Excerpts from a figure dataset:
───

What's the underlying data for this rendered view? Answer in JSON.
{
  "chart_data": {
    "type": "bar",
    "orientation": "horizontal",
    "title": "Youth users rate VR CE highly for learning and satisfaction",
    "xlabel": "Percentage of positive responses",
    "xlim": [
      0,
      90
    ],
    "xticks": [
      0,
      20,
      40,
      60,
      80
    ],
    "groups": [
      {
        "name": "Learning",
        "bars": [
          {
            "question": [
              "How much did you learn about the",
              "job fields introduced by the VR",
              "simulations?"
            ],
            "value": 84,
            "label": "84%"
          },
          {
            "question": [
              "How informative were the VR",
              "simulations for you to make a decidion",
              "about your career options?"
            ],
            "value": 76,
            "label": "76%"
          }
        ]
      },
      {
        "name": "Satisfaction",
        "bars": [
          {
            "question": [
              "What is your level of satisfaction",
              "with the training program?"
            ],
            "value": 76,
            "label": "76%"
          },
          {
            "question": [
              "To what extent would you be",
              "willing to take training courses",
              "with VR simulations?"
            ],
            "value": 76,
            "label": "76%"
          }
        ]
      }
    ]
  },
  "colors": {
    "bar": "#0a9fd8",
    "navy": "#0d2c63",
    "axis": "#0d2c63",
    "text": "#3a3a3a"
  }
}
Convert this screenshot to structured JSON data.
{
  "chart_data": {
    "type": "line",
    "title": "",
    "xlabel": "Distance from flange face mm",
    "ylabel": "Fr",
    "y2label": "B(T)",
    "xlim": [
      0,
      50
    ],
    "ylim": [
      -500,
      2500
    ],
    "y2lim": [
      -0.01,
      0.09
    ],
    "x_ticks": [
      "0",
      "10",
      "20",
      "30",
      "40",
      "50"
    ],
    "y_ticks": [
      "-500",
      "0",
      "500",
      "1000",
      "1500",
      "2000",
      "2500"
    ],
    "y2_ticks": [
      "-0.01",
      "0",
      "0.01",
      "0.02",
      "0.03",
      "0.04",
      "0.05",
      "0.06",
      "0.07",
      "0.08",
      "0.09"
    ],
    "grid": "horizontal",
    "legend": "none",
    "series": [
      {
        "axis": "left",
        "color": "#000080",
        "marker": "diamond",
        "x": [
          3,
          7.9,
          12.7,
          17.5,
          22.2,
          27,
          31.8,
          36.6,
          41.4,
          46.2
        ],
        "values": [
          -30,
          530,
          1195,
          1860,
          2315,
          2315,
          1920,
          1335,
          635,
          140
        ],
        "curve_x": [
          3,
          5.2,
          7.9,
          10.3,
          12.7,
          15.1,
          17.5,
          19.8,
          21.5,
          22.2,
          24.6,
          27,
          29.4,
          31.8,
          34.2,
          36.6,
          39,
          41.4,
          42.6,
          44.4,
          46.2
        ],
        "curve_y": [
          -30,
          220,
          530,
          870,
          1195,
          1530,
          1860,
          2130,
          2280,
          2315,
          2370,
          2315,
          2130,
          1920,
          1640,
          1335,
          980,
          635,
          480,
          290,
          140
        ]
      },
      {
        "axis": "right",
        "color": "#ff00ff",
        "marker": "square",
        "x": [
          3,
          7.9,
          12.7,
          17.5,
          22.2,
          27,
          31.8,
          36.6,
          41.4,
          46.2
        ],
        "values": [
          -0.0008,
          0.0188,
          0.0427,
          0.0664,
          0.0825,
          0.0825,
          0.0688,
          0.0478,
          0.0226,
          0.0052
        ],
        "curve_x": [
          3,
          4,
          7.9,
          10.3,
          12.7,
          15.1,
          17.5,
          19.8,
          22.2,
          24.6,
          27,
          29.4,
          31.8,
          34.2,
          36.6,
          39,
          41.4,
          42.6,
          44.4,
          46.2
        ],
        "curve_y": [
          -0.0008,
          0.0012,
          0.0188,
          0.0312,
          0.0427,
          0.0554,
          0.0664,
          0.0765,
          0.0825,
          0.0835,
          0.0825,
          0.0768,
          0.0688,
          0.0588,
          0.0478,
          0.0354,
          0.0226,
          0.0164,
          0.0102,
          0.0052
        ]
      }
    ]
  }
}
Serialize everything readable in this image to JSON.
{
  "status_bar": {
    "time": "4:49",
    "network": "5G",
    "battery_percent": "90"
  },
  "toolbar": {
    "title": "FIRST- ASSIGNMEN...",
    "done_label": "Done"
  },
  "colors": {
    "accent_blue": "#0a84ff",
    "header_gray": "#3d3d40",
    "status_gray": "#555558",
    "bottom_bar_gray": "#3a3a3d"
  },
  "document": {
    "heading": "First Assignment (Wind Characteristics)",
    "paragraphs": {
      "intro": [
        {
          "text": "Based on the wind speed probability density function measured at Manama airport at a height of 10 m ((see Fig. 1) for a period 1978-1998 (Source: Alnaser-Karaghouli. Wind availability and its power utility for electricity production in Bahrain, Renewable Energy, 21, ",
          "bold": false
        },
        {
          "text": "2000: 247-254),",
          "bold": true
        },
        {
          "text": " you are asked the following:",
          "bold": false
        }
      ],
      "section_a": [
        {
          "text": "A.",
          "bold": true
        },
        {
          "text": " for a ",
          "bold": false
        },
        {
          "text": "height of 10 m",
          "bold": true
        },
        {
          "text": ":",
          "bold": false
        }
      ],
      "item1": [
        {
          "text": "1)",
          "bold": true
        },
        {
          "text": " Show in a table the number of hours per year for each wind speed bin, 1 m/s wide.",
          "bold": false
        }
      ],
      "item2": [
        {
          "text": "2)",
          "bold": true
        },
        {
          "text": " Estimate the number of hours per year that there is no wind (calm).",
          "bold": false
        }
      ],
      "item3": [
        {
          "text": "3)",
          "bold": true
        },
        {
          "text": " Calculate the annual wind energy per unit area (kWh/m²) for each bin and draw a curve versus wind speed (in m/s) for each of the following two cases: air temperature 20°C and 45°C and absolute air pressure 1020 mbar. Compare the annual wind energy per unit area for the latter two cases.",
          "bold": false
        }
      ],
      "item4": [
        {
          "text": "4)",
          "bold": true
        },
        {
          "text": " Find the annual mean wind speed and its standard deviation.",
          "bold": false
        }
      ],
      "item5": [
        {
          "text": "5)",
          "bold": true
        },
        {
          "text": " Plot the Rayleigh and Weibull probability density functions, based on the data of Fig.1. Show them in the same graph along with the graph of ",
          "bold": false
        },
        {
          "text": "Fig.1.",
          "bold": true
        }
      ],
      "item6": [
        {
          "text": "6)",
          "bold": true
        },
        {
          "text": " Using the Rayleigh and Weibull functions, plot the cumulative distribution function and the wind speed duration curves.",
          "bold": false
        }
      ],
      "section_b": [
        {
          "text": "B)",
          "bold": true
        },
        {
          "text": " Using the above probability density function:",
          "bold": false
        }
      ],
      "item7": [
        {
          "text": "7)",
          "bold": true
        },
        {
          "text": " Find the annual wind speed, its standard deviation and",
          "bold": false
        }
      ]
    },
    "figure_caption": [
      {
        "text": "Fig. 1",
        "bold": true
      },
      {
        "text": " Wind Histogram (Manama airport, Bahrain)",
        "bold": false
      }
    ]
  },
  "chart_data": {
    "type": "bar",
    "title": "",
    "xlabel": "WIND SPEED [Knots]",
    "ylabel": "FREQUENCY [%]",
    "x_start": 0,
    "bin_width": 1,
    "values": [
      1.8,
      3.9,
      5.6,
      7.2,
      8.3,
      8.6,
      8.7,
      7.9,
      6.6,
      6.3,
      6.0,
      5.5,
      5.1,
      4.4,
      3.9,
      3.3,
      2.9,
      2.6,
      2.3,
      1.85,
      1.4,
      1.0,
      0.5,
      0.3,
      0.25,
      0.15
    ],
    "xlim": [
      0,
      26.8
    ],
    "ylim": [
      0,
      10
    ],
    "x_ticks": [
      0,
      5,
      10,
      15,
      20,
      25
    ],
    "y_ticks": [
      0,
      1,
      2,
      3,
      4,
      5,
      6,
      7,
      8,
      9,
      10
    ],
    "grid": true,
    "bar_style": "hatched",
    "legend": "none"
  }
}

───

▸ WORK TO DO
Take every line above carrying "your" and return it.

▸ REPLY
              "about your career options?"
              "What is your level of satisfaction",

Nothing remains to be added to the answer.